— Start Data lines —
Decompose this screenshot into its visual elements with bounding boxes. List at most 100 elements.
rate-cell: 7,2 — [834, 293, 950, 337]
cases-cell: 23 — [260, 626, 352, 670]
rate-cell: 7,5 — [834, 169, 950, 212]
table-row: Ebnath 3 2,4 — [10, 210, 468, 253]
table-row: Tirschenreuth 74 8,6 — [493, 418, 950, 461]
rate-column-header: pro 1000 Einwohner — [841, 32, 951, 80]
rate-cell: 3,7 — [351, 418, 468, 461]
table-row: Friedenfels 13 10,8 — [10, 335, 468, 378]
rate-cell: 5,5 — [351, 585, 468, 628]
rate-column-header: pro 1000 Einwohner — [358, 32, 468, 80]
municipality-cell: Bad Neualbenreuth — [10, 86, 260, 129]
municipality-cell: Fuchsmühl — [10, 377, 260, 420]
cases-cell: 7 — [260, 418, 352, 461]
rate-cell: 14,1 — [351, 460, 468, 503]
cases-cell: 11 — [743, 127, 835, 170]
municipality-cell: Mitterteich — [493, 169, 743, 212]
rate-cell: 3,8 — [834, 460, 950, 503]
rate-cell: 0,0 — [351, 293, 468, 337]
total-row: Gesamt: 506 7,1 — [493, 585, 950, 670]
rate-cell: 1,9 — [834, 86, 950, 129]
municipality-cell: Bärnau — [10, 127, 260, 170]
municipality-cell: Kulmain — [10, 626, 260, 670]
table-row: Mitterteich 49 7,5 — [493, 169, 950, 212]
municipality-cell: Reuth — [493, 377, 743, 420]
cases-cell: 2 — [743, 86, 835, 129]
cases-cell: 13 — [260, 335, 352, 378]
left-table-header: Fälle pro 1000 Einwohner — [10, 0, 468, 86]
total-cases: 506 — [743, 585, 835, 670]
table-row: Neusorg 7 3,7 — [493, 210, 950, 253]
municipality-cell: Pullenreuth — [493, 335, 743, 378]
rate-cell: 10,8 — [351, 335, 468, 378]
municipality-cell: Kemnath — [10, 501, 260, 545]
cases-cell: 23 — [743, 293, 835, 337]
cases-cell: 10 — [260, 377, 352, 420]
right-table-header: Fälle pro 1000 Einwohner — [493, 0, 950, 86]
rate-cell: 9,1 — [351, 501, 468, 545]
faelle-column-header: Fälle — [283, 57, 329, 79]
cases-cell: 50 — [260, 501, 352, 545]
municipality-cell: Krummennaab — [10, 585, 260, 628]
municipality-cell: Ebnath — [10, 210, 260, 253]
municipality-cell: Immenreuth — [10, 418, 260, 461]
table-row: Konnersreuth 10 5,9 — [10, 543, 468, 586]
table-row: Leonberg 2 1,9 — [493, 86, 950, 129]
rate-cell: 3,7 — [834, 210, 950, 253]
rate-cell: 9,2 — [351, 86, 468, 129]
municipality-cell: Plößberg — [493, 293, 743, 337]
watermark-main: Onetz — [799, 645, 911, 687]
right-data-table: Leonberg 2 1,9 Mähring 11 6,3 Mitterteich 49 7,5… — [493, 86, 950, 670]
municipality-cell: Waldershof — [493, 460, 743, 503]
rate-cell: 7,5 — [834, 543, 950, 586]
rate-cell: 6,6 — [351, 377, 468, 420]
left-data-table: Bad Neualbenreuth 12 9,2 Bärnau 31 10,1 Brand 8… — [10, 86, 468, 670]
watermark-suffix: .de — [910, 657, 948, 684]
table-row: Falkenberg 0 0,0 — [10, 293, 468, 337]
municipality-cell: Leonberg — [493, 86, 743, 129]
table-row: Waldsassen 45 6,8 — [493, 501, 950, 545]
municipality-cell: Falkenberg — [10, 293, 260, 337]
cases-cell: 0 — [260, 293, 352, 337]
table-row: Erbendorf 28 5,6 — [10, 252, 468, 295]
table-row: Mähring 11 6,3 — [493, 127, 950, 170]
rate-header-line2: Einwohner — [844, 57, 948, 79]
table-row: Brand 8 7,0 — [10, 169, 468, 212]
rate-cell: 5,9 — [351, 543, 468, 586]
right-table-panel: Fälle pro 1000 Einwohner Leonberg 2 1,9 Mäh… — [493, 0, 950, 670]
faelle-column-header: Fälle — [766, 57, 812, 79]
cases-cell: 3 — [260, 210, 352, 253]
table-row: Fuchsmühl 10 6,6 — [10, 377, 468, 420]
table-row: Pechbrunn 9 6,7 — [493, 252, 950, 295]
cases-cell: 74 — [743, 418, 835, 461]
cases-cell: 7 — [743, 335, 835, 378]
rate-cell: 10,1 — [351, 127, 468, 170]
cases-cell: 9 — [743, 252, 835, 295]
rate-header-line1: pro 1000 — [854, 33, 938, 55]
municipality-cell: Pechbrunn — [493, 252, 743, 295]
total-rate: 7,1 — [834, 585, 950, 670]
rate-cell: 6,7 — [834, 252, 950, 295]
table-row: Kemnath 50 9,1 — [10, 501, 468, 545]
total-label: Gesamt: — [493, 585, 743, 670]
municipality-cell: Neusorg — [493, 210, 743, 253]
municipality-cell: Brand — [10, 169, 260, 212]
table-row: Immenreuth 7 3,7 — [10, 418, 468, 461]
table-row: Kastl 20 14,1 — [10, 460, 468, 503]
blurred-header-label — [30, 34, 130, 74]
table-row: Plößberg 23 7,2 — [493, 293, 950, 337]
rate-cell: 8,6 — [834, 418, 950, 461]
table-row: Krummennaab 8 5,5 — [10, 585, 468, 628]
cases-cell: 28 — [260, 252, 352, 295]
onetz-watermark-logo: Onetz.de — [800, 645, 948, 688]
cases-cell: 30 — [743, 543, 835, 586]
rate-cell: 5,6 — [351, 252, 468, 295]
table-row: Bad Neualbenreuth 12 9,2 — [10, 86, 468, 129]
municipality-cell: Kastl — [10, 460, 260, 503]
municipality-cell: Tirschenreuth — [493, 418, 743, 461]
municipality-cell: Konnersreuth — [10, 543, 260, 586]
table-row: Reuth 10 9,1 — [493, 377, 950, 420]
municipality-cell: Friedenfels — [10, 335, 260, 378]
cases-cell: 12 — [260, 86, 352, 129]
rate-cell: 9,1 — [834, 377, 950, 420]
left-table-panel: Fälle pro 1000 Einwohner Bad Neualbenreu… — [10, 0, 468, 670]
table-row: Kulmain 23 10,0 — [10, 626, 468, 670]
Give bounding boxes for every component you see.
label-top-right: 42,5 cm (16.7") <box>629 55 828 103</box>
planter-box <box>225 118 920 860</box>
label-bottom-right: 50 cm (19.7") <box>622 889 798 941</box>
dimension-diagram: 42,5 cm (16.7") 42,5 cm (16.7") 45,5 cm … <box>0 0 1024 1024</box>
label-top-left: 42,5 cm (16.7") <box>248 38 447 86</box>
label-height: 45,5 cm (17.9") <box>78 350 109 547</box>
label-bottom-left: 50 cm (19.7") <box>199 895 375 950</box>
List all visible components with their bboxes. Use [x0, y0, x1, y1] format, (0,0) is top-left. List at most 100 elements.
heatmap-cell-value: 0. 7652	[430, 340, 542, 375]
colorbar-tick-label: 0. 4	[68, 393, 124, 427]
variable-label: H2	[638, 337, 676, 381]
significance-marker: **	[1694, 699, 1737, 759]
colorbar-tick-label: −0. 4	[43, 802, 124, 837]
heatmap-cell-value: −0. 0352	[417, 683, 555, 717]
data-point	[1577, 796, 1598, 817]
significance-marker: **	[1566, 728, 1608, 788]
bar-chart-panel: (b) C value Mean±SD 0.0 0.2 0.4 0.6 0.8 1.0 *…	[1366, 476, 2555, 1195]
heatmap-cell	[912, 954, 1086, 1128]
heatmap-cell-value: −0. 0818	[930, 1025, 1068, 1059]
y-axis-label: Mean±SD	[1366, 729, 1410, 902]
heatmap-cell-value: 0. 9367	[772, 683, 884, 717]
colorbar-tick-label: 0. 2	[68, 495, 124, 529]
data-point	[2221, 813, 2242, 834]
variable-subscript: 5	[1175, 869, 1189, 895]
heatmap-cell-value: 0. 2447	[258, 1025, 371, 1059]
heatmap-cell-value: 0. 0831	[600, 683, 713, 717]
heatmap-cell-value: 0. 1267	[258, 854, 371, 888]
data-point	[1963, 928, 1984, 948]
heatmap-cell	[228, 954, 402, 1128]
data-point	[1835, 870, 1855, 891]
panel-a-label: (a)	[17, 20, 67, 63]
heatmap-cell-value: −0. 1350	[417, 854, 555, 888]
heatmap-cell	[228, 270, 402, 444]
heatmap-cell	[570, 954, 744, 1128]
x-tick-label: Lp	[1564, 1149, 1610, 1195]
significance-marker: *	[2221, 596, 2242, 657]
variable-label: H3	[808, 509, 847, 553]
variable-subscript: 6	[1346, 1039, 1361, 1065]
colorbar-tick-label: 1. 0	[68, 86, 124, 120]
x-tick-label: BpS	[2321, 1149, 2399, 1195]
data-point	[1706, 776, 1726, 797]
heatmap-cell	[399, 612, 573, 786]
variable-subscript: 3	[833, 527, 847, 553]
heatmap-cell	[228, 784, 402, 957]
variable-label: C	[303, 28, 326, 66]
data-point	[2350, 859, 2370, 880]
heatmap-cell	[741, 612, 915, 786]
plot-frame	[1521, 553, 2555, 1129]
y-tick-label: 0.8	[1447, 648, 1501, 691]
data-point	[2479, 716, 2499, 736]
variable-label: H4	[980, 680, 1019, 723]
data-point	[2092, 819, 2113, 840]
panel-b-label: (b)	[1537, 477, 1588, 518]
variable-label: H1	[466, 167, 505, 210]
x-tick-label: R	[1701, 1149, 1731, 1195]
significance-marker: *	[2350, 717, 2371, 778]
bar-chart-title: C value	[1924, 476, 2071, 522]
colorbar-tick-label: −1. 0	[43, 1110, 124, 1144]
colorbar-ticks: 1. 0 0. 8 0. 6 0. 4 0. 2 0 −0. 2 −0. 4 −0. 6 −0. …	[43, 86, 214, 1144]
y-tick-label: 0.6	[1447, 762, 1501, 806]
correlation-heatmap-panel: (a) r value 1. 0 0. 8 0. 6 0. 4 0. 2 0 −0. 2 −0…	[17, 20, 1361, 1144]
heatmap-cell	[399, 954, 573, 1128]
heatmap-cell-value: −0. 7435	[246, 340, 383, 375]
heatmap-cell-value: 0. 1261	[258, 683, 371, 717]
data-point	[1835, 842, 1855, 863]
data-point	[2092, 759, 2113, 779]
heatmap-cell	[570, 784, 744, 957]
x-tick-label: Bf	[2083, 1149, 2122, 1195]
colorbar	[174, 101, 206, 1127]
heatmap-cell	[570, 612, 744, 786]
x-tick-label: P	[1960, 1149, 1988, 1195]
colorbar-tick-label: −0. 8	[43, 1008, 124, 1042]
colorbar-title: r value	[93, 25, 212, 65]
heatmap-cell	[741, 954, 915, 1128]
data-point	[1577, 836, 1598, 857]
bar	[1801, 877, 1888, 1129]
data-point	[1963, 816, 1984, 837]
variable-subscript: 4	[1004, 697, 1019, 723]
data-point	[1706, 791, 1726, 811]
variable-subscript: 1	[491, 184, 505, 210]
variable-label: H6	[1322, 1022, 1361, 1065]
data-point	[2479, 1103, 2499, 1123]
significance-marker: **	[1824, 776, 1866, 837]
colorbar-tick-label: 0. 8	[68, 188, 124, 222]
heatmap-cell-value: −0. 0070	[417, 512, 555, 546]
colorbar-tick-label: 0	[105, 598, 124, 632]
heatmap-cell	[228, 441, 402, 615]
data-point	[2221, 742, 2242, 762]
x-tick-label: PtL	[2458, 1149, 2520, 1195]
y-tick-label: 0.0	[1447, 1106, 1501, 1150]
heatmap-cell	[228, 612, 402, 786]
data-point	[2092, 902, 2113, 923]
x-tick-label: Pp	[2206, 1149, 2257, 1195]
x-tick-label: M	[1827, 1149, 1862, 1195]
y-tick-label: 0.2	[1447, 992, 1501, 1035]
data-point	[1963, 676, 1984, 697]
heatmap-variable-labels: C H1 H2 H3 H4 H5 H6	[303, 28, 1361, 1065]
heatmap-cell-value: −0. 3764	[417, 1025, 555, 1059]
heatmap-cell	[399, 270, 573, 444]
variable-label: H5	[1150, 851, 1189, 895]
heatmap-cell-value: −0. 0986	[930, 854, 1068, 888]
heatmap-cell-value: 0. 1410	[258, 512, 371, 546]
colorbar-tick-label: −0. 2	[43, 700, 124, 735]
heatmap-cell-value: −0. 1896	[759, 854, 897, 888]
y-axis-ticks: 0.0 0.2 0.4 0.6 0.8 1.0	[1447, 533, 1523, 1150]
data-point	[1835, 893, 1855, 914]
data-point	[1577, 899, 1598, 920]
— End Data lines —
**Exercise brief:** Count how many lines of the material above contain the string "subscript", and reply with the number alone.

**Finished answer:** 5